▶ **Written exercise**: Write out each entry, exactly the way it appears.

[Part of a data file]
---*---
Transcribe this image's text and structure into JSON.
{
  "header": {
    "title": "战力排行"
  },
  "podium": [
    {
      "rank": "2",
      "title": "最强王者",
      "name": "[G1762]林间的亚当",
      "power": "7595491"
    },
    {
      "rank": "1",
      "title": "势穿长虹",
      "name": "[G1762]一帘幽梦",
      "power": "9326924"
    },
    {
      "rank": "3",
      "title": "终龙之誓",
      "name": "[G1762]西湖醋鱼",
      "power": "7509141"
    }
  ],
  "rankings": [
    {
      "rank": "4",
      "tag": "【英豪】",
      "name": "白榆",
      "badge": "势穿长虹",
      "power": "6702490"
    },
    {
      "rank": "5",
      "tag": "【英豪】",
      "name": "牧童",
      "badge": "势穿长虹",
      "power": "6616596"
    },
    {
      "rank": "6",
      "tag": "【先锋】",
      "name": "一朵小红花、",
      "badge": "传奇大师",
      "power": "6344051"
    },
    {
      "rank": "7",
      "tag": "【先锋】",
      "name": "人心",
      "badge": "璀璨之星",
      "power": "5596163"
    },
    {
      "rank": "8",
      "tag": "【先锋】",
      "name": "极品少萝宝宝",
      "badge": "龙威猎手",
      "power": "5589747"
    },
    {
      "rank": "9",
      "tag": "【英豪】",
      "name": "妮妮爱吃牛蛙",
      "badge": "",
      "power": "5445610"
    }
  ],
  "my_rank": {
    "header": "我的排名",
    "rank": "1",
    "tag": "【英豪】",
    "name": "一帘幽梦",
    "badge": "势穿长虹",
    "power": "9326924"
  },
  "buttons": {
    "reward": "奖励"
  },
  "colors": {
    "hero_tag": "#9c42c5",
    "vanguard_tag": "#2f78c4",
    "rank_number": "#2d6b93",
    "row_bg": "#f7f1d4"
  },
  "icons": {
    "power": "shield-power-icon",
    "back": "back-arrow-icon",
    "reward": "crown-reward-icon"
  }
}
---*---
▶ **Written response**:
Transcribe this image's text and structure into JSON.
{
  "header": {
    "title": "战力排行"
  },
  "podium": [
    {
      "rank": "2",
      "title": "最强王者",
      "name": "[G1762]林间的亚当",
      "power": "7595491"
    },
    {
      "rank": "1",
      "title": "势穿长虹",
      "name": "[G1762]一帘幽梦",
      "power": "9326924"
    },
    {
      "rank": "3",
      "title": "终龙之誓",
      "name": "[G1762]西湖醋鱼",
      "power": "7509141"
    }
  ],
  "rankings": [
    {
      "rank": "4",
      "tag": "【英豪】",
      "name": "白榆",
      "badge": "势穿长虹",
      "power": "6702490"
    },
    {
      "rank": "5",
      "tag": "【英豪】",
      "name": "牧童",
      "badge": "势穿长虹",
      "power": "6616596"
    },
    {
      "rank": "6",
      "tag": "【先锋】",
      "name": "一朵小红花、",
      "badge": "传奇大师",
      "power": "6344051"
    },
    {
      "rank": "7",
      "tag": "【先锋】",
      "name": "人心",
      "badge": "璀璨之星",
      "power": "5596163"
    },
    {
      "rank": "8",
      "tag": "【先锋】",
      "name": "极品少萝宝宝",
      "badge": "龙威猎手",
      "power": "5589747"
    },
    {
      "rank": "9",
      "tag": "【英豪】",
      "name": "妮妮爱吃牛蛙",
      "badge": "",
      "power": "5445610"
    }
  ],
  "my_rank": {
    "header": "我的排名",
    "rank": "1",
    "tag": "【英豪】",
    "name": "一帘幽梦",
    "badge": "势穿长虹",
    "power": "9326924"
  },
  "buttons": {
    "reward": "奖励"
  },
  "colors": {
    "hero_tag": "#9c42c5",
    "vanguard_tag": "#2f78c4",
    "rank_number": "#2d6b93",
    "row_bg": "#f7f1d4"
  },
  "icons": {
    "power": "shield-power-icon",
    "back": "back-arrow-icon",
    "reward": "crown-reward-icon"
  }
}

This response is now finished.